> Written request
Transcribe the entries below exactly.

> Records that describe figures

● ● ● ● ●

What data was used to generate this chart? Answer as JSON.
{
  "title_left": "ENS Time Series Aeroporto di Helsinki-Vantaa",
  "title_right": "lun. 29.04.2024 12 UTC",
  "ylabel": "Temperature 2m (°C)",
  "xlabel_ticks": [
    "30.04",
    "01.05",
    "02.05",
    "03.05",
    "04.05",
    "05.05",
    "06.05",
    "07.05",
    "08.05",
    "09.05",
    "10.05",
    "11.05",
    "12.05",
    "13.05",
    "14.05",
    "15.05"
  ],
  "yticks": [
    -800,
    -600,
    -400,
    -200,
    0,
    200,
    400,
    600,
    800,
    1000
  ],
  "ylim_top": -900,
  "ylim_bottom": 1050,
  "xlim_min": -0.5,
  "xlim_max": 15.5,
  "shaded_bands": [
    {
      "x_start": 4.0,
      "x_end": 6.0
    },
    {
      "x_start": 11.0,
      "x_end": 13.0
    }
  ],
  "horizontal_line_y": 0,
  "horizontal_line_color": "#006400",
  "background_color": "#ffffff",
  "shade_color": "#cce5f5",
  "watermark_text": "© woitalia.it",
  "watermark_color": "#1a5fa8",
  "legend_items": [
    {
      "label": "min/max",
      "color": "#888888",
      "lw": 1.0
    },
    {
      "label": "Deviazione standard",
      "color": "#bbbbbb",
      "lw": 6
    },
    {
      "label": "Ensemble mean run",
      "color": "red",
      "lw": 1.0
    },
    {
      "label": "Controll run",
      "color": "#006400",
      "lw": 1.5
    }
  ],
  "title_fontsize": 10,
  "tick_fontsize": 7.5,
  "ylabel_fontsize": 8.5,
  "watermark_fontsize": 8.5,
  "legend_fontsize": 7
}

● ● ● ● ●

> Task solution
What data was used to generate this chart? Answer as JSON.
{
  "title_left": "ENS Time Series Aeroporto di Helsinki-Vantaa",
  "title_right": "lun. 29.04.2024 12 UTC",
  "ylabel": "Temperature 2m (°C)",
  "xlabel_ticks": [
    "30.04",
    "01.05",
    "02.05",
    "03.05",
    "04.05",
    "05.05",
    "06.05",
    "07.05",
    "08.05",
    "09.05",
    "10.05",
    "11.05",
    "12.05",
    "13.05",
    "14.05",
    "15.05"
  ],
  "yticks": [
    -800,
    -600,
    -400,
    -200,
    0,
    200,
    400,
    600,
    800,
    1000
  ],
  "ylim_top": -900,
  "ylim_bottom": 1050,
  "xlim_min": -0.5,
  "xlim_max": 15.5,
  "shaded_bands": [
    {
      "x_start": 4.0,
      "x_end": 6.0
    },
    {
      "x_start": 11.0,
      "x_end": 13.0
    }
  ],
  "horizontal_line_y": 0,
  "horizontal_line_color": "#006400",
  "background_color": "#ffffff",
  "shade_color": "#cce5f5",
  "watermark_text": "© woitalia.it",
  "watermark_color": "#1a5fa8",
  "legend_items": [
    {
      "label": "min/max",
      "color": "#888888",
      "lw": 1.0
    },
    {
      "label": "Deviazione standard",
      "color": "#bbbbbb",
      "lw": 6
    },
    {
      "label": "Ensemble mean run",
      "color": "red",
      "lw": 1.0
    },
    {
      "label": "Controll run",
      "color": "#006400",
      "lw": 1.5
    }
  ],
  "title_fontsize": 10,
  "tick_fontsize": 7.5,
  "ylabel_fontsize": 8.5,
  "watermark_fontsize": 8.5,
  "legend_fontsize": 7
}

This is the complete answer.